→ **Required task**
Pictures do not belong in the copy, so please give every entry below again exactly.

Excerpts from a figure dataset:
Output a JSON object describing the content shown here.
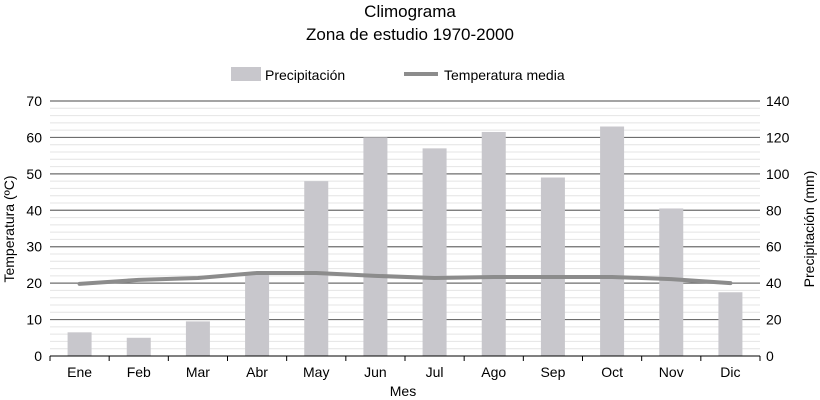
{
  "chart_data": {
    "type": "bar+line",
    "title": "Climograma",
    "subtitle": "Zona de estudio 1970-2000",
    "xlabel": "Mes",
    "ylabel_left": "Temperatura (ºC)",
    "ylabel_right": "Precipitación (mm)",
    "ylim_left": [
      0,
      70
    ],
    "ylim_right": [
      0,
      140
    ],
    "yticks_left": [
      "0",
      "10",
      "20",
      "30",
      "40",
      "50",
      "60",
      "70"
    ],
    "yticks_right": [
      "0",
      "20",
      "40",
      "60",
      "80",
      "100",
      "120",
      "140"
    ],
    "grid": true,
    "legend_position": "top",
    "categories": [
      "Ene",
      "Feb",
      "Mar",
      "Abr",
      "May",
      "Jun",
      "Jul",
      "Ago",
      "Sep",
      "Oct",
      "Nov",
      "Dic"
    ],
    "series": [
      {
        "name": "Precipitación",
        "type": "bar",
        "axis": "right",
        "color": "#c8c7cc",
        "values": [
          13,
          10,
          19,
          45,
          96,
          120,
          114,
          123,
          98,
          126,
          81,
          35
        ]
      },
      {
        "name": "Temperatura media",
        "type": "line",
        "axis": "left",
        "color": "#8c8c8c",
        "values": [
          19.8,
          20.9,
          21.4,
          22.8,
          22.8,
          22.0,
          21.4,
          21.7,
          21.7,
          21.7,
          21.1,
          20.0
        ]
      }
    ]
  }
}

→ **Expected output**
Output a JSON object describing the content shown here.
{
  "chart_data": {
    "type": "bar+line",
    "title": "Climograma",
    "subtitle": "Zona de estudio 1970-2000",
    "xlabel": "Mes",
    "ylabel_left": "Temperatura (ºC)",
    "ylabel_right": "Precipitación (mm)",
    "ylim_left": [
      0,
      70
    ],
    "ylim_right": [
      0,
      140
    ],
    "yticks_left": [
      "0",
      "10",
      "20",
      "30",
      "40",
      "50",
      "60",
      "70"
    ],
    "yticks_right": [
      "0",
      "20",
      "40",
      "60",
      "80",
      "100",
      "120",
      "140"
    ],
    "grid": true,
    "legend_position": "top",
    "categories": [
      "Ene",
      "Feb",
      "Mar",
      "Abr",
      "May",
      "Jun",
      "Jul",
      "Ago",
      "Sep",
      "Oct",
      "Nov",
      "Dic"
    ],
    "series": [
      {
        "name": "Precipitación",
        "type": "bar",
        "axis": "right",
        "color": "#c8c7cc",
        "values": [
          13,
          10,
          19,
          45,
          96,
          120,
          114,
          123,
          98,
          126,
          81,
          35
        ]
      },
      {
        "name": "Temperatura media",
        "type": "line",
        "axis": "left",
        "color": "#8c8c8c",
        "values": [
          19.8,
          20.9,
          21.4,
          22.8,
          22.8,
          22.0,
          21.4,
          21.7,
          21.7,
          21.7,
          21.1,
          20.0
        ]
      }
    ]
  }
}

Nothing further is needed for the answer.